── Input material ──

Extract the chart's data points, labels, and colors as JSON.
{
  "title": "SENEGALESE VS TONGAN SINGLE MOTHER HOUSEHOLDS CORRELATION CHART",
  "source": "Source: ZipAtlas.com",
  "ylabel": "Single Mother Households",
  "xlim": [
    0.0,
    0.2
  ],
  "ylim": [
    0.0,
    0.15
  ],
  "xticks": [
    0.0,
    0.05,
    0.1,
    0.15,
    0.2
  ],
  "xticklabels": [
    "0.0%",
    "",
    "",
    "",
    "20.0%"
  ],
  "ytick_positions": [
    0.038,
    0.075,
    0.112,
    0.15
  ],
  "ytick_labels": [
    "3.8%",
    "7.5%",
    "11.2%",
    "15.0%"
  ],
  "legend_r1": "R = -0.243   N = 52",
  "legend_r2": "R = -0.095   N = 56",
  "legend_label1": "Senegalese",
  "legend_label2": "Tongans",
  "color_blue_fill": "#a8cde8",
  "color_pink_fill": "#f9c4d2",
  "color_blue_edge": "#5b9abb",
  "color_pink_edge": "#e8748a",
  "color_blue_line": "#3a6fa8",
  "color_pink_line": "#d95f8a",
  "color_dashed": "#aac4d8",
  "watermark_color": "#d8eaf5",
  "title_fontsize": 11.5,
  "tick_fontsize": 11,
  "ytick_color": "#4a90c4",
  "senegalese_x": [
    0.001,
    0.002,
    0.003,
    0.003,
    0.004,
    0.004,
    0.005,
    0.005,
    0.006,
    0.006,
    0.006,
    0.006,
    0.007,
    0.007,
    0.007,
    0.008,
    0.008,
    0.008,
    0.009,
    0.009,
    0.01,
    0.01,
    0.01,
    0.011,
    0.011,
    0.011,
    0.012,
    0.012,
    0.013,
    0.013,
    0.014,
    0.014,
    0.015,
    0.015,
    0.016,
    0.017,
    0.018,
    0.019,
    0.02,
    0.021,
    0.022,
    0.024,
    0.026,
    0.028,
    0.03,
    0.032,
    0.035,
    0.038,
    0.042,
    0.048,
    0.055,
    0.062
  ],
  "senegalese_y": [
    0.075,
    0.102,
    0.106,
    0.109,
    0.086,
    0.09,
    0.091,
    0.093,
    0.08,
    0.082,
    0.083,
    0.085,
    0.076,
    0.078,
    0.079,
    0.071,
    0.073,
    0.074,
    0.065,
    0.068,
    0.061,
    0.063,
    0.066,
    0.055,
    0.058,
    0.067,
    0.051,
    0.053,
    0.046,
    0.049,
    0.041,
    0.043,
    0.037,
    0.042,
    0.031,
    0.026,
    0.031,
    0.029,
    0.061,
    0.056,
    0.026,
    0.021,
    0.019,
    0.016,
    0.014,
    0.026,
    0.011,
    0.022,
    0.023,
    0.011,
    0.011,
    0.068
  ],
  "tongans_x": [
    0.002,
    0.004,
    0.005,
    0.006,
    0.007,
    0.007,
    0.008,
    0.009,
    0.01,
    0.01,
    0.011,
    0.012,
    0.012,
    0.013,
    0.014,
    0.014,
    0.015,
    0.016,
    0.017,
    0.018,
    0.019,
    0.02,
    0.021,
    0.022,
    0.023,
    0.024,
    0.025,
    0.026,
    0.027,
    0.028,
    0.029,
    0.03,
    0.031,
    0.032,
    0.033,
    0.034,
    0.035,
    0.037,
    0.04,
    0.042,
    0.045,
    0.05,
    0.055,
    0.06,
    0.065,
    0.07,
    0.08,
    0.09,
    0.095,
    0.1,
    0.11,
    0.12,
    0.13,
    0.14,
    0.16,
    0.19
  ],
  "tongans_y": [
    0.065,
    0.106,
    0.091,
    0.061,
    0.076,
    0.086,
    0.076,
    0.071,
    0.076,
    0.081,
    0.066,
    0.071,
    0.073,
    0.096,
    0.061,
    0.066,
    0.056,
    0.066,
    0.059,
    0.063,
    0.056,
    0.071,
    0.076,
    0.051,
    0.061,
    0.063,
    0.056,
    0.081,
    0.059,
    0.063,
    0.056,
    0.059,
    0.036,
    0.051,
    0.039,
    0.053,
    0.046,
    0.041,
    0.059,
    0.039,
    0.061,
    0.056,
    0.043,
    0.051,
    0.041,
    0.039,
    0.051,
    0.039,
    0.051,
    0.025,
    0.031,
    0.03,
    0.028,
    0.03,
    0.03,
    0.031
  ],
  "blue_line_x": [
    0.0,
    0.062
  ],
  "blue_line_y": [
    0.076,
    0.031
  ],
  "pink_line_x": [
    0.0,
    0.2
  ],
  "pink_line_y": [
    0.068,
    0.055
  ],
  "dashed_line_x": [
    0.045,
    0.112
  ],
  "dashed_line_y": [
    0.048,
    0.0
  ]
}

───

### [Task instructions]
Repeat the data above, word for word.

### [Exercise response]
Extract the chart's data points, labels, and colors as JSON.
{
  "title": "SENEGALESE VS TONGAN SINGLE MOTHER HOUSEHOLDS CORRELATION CHART",
  "source": "Source: ZipAtlas.com",
  "ylabel": "Single Mother Households",
  "xlim": [
    0.0,
    0.2
  ],
  "ylim": [
    0.0,
    0.15
  ],
  "xticks": [
    0.0,
    0.05,
    0.1,
    0.15,
    0.2
  ],
  "xticklabels": [
    "0.0%",
    "",
    "",
    "",
    "20.0%"
  ],
  "ytick_positions": [
    0.038,
    0.075,
    0.112,
    0.15
  ],
  "ytick_labels": [
    "3.8%",
    "7.5%",
    "11.2%",
    "15.0%"
  ],
  "legend_r1": "R = -0.243   N = 52",
  "legend_r2": "R = -0.095   N = 56",
  "legend_label1": "Senegalese",
  "legend_label2": "Tongans",
  "color_blue_fill": "#a8cde8",
  "color_pink_fill": "#f9c4d2",
  "color_blue_edge": "#5b9abb",
  "color_pink_edge": "#e8748a",
  "color_blue_line": "#3a6fa8",
  "color_pink_line": "#d95f8a",
  "color_dashed": "#aac4d8",
  "watermark_color": "#d8eaf5",
  "title_fontsize": 11.5,
  "tick_fontsize": 11,
  "ytick_color": "#4a90c4",
  "senegalese_x": [
    0.001,
    0.002,
    0.003,
    0.003,
    0.004,
    0.004,
    0.005,
    0.005,
    0.006,
    0.006,
    0.006,
    0.006,
    0.007,
    0.007,
    0.007,
    0.008,
    0.008,
    0.008,
    0.009,
    0.009,
    0.01,
    0.01,
    0.01,
    0.011,
    0.011,
    0.011,
    0.012,
    0.012,
    0.013,
    0.013,
    0.014,
    0.014,
    0.015,
    0.015,
    0.016,
    0.017,
    0.018,
    0.019,
    0.02,
    0.021,
    0.022,
    0.024,
    0.026,
    0.028,
    0.03,
    0.032,
    0.035,
    0.038,
    0.042,
    0.048,
    0.055,
    0.062
  ],
  "senegalese_y": [
    0.075,
    0.102,
    0.106,
    0.109,
    0.086,
    0.09,
    0.091,
    0.093,
    0.08,
    0.082,
    0.083,
    0.085,
    0.076,
    0.078,
    0.079,
    0.071,
    0.073,
    0.074,
    0.065,
    0.068,
    0.061,
    0.063,
    0.066,
    0.055,
    0.058,
    0.067,
    0.051,
    0.053,
    0.046,
    0.049,
    0.041,
    0.043,
    0.037,
    0.042,
    0.031,
    0.026,
    0.031,
    0.029,
    0.061,
    0.056,
    0.026,
    0.021,
    0.019,
    0.016,
    0.014,
    0.026,
    0.011,
    0.022,
    0.023,
    0.011,
    0.011,
    0.068
  ],
  "tongans_x": [
    0.002,
    0.004,
    0.005,
    0.006,
    0.007,
    0.007,
    0.008,
    0.009,
    0.01,
    0.01,
    0.011,
    0.012,
    0.012,
    0.013,
    0.014,
    0.014,
    0.015,
    0.016,
    0.017,
    0.018,
    0.019,
    0.02,
    0.021,
    0.022,
    0.023,
    0.024,
    0.025,
    0.026,
    0.027,
    0.028,
    0.029,
    0.03,
    0.031,
    0.032,
    0.033,
    0.034,
    0.035,
    0.037,
    0.04,
    0.042,
    0.045,
    0.05,
    0.055,
    0.06,
    0.065,
    0.07,
    0.08,
    0.09,
    0.095,
    0.1,
    0.11,
    0.12,
    0.13,
    0.14,
    0.16,
    0.19
  ],
  "tongans_y": [
    0.065,
    0.106,
    0.091,
    0.061,
    0.076,
    0.086,
    0.076,
    0.071,
    0.076,
    0.081,
    0.066,
    0.071,
    0.073,
    0.096,
    0.061,
    0.066,
    0.056,
    0.066,
    0.059,
    0.063,
    0.056,
    0.071,
    0.076,
    0.051,
    0.061,
    0.063,
    0.056,
    0.081,
    0.059,
    0.063,
    0.056,
    0.059,
    0.036,
    0.051,
    0.039,
    0.053,
    0.046,
    0.041,
    0.059,
    0.039,
    0.061,
    0.056,
    0.043,
    0.051,
    0.041,
    0.039,
    0.051,
    0.039,
    0.051,
    0.025,
    0.031,
    0.03,
    0.028,
    0.03,
    0.03,
    0.031
  ],
  "blue_line_x": [
    0.0,
    0.062
  ],
  "blue_line_y": [
    0.076,
    0.031
  ],
  "pink_line_x": [
    0.0,
    0.2
  ],
  "pink_line_y": [
    0.068,
    0.055
  ],
  "dashed_line_x": [
    0.045,
    0.112
  ],
  "dashed_line_y": [
    0.048,
    0.0
  ]
}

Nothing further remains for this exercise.